◆ Source records:
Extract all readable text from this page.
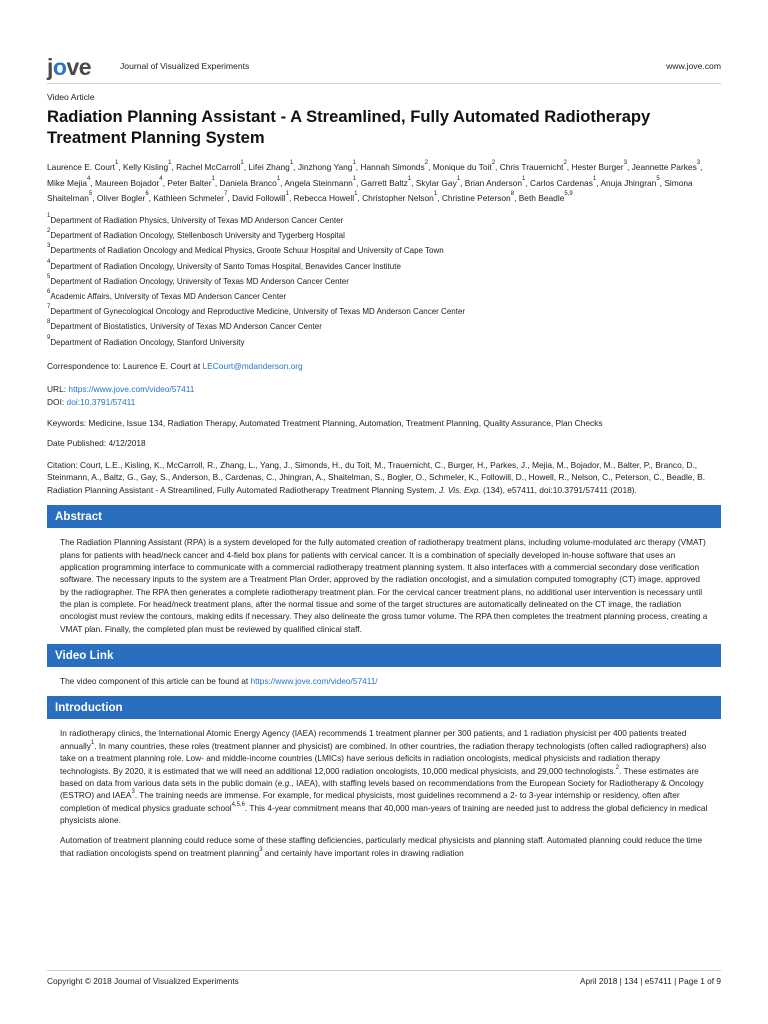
jove	Journal of Visualized Experiments	www.jove.com
Video Article
Radiation Planning Assistant - A Streamlined, Fully Automated Radiotherapy Treatment Planning System
Laurence E. Court$^1$, Kelly Kisling$^1$, Rachel McCarroll$^1$, Lifei Zhang$^1$, Jinzhong Yang$^1$, Hannah Simonds$^2$, Monique du Toit$^2$, Chris Trauernicht$^2$, Hester Burger$^3$, Jeannette Parkes$^3$, Mike Mejia$^4$, Maureen Bojador$^4$, Peter Balter$^1$, Daniela Branco$^1$, Angela Steinmann$^1$, Garrett Baltz$^1$, Skylar Gay$^1$, Brian Anderson$^1$, Carlos Cardenas$^1$, Anuja Jhingran$^5$, Simona Shaitelman$^5$, Oliver Bogler$^6$, Kathleen Schmeler$^7$, David Followill$^1$, Rebecca Howell$^1$, Christopher Nelson$^1$, Christine Peterson$^8$, Beth Beadle$^{5,9}$
$^1$Department of Radiation Physics, University of Texas MD Anderson Cancer Center
$^2$Department of Radiation Oncology, Stellenbosch University and Tygerberg Hospital
$^3$Departments of Radiation Oncology and Medical Physics, Groote Schuur Hospital and University of Cape Town
$^4$Department of Radiation Oncology, University of Santo Tomas Hospital, Benavides Cancer Institute
$^5$Department of Radiation Oncology, University of Texas MD Anderson Cancer Center
$^6$Academic Affairs, University of Texas MD Anderson Cancer Center
$^7$Department of Gynecological Oncology and Reproductive Medicine, University of Texas MD Anderson Cancer Center
$^8$Department of Biostatistics, University of Texas MD Anderson Cancer Center
$^9$Department of Radiation Oncology, Stanford University
Correspondence to: Laurence E. Court at LECourt@mdanderson.org
URL: https://www.jove.com/video/57411
DOI: doi:10.3791/57411
Keywords: Medicine, Issue 134, Radiation Therapy, Automated Treatment Planning, Automation, Treatment Planning, Quality Assurance, Plan Checks
Date Published: 4/12/2018
Citation: Court, L.E., Kisling, K., McCarroll, R., Zhang, L., Yang, J., Simonds, H., du Toit, M., Trauernicht, C., Burger, H., Parkes, J., Mejia, M., Bojador, M., Balter, P., Branco, D., Steinmann, A., Baltz, G., Gay, S., Anderson, B., Cardenas, C., Jhingran, A., Shaitelman, S., Bogler, O., Schmeler, K., Followill, D., Howell, R., Nelson, C., Peterson, C., Beadle, B. Radiation Planning Assistant - A Streamlined, Fully Automated Radiotherapy Treatment Planning System. J. Vis. Exp. (134), e57411, doi:10.3791/57411 (2018).
Abstract
The Radiation Planning Assistant (RPA) is a system developed for the fully automated creation of radiotherapy treatment plans, including volume-modulated arc therapy (VMAT) plans for patients with head/neck cancer and 4-field box plans for patients with cervical cancer. It is a combination of specially developed in-house software that uses an application programming interface to communicate with a commercial radiotherapy treatment planning system. It also interfaces with a commercial secondary dose verification software. The necessary inputs to the system are a Treatment Plan Order, approved by the radiation oncologist, and a simulation computed tomography (CT) image, approved by the radiographer. The RPA then generates a complete radiotherapy treatment plan. For the cervical cancer treatment plans, no additional user intervention is necessary until the plan is complete. For head/neck treatment plans, after the normal tissue and some of the target structures are automatically delineated on the CT image, the radiation oncologist must review the contours, making edits if necessary. They also delineate the gross tumor volume. The RPA then completes the treatment planning process, creating a VMAT plan. Finally, the completed plan must be reviewed by qualified clinical staff.
Video Link
The video component of this article can be found at https://www.jove.com/video/57411/
Introduction
In radiotherapy clinics, the International Atomic Energy Agency (IAEA) recommends 1 treatment planner per 300 patients, and 1 radiation physicist per 400 patients treated annually$^1$. In many countries, these roles (treatment planner and physicist) are combined. In other countries, the radiation therapy technologists (often called radiographers) also take on a treatment planning role. Low- and middle-income countries (LMICs) have serious deficits in radiation oncologists, medical physicists and radiation therapy technologists. By 2020, it is estimated that we will need an additional 12,000 radiation oncologists, 10,000 medical physicists, and 29,000 technologists.$^2$. These estimates are based on data from various data sets in the public domain (e.g., IAEA), with staffing levels based on recommendations from the European Society for Radiotherapy & Oncology (ESTRO) and IAEA$^3$. The training needs are immense. For example, for medical physicists, most guidelines recommend a 2- to 3-year internship or residency, often after completion of medical physics graduate school$^{4,5,6}$. This 4-year commitment means that 40,000 man-years of training are needed just to address the global deficiency in medical physicists alone.
Automation of treatment planning could reduce some of these staffing deficiencies, particularly medical physicists and planning staff. Automated planning could reduce the time that radiation oncologists spend on treatment planning$^3$ and certainly have important roles in drawing radiation
Copyright © 2018 Journal of Visualized Experiments	April 2018 | 134 | e57411 | Page 1 of 9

◆ What to produce:
Would you copy out every line of the data above exactly, minus the pictures?

◆ Task output:
Extract all readable text from this page.
jove	Journal of Visualized Experiments	www.jove.com
Video Article
Radiation Planning Assistant - A Streamlined, Fully Automated Radiotherapy Treatment Planning System
Laurence E. Court$^1$, Kelly Kisling$^1$, Rachel McCarroll$^1$, Lifei Zhang$^1$, Jinzhong Yang$^1$, Hannah Simonds$^2$, Monique du Toit$^2$, Chris Trauernicht$^2$, Hester Burger$^3$, Jeannette Parkes$^3$, Mike Mejia$^4$, Maureen Bojador$^4$, Peter Balter$^1$, Daniela Branco$^1$, Angela Steinmann$^1$, Garrett Baltz$^1$, Skylar Gay$^1$, Brian Anderson$^1$, Carlos Cardenas$^1$, Anuja Jhingran$^5$, Simona Shaitelman$^5$, Oliver Bogler$^6$, Kathleen Schmeler$^7$, David Followill$^1$, Rebecca Howell$^1$, Christopher Nelson$^1$, Christine Peterson$^8$, Beth Beadle$^{5,9}$
$^1$Department of Radiation Physics, University of Texas MD Anderson Cancer Center
$^2$Department of Radiation Oncology, Stellenbosch University and Tygerberg Hospital
$^3$Departments of Radiation Oncology and Medical Physics, Groote Schuur Hospital and University of Cape Town
$^4$Department of Radiation Oncology, University of Santo Tomas Hospital, Benavides Cancer Institute
$^5$Department of Radiation Oncology, University of Texas MD Anderson Cancer Center
$^6$Academic Affairs, University of Texas MD Anderson Cancer Center
$^7$Department of Gynecological Oncology and Reproductive Medicine, University of Texas MD Anderson Cancer Center
$^8$Department of Biostatistics, University of Texas MD Anderson Cancer Center
$^9$Department of Radiation Oncology, Stanford University
Correspondence to: Laurence E. Court at LECourt@mdanderson.org
URL: https://www.jove.com/video/57411
DOI: doi:10.3791/57411
Keywords: Medicine, Issue 134, Radiation Therapy, Automated Treatment Planning, Automation, Treatment Planning, Quality Assurance, Plan Checks
Date Published: 4/12/2018
Citation: Court, L.E., Kisling, K., McCarroll, R., Zhang, L., Yang, J., Simonds, H., du Toit, M., Trauernicht, C., Burger, H., Parkes, J., Mejia, M., Bojador, M., Balter, P., Branco, D., Steinmann, A., Baltz, G., Gay, S., Anderson, B., Cardenas, C., Jhingran, A., Shaitelman, S., Bogler, O., Schmeler, K., Followill, D., Howell, R., Nelson, C., Peterson, C., Beadle, B. Radiation Planning Assistant - A Streamlined, Fully Automated Radiotherapy Treatment Planning System. J. Vis. Exp. (134), e57411, doi:10.3791/57411 (2018).
Abstract
The Radiation Planning Assistant (RPA) is a system developed for the fully automated creation of radiotherapy treatment plans, including volume-modulated arc therapy (VMAT) plans for patients with head/neck cancer and 4-field box plans for patients with cervical cancer. It is a combination of specially developed in-house software that uses an application programming interface to communicate with a commercial radiotherapy treatment planning system. It also interfaces with a commercial secondary dose verification software. The necessary inputs to the system are a Treatment Plan Order, approved by the radiation oncologist, and a simulation computed tomography (CT) image, approved by the radiographer. The RPA then generates a complete radiotherapy treatment plan. For the cervical cancer treatment plans, no additional user intervention is necessary until the plan is complete. For head/neck treatment plans, after the normal tissue and some of the target structures are automatically delineated on the CT image, the radiation oncologist must review the contours, making edits if necessary. They also delineate the gross tumor volume. The RPA then completes the treatment planning process, creating a VMAT plan. Finally, the completed plan must be reviewed by qualified clinical staff.
Video Link
The video component of this article can be found at https://www.jove.com/video/57411/
Introduction
In radiotherapy clinics, the International Atomic Energy Agency (IAEA) recommends 1 treatment planner per 300 patients, and 1 radiation physicist per 400 patients treated annually$^1$. In many countries, these roles (treatment planner and physicist) are combined. In other countries, the radiation therapy technologists (often called radiographers) also take on a treatment planning role. Low- and middle-income countries (LMICs) have serious deficits in radiation oncologists, medical physicists and radiation therapy technologists. By 2020, it is estimated that we will need an additional 12,000 radiation oncologists, 10,000 medical physicists, and 29,000 technologists.$^2$. These estimates are based on data from various data sets in the public domain (e.g., IAEA), with staffing levels based on recommendations from the European Society for Radiotherapy & Oncology (ESTRO) and IAEA$^3$. The training needs are immense. For example, for medical physicists, most guidelines recommend a 2- to 3-year internship or residency, often after completion of medical physics graduate school$^{4,5,6}$. This 4-year commitment means that 40,000 man-years of training are needed just to address the global deficiency in medical physicists alone.
Automation of treatment planning could reduce some of these staffing deficiencies, particularly medical physicists and planning staff. Automated planning could reduce the time that radiation oncologists spend on treatment planning$^3$ and certainly have important roles in drawing radiation
Copyright © 2018 Journal of Visualized Experiments	April 2018 | 134 | e57411 | Page 1 of 9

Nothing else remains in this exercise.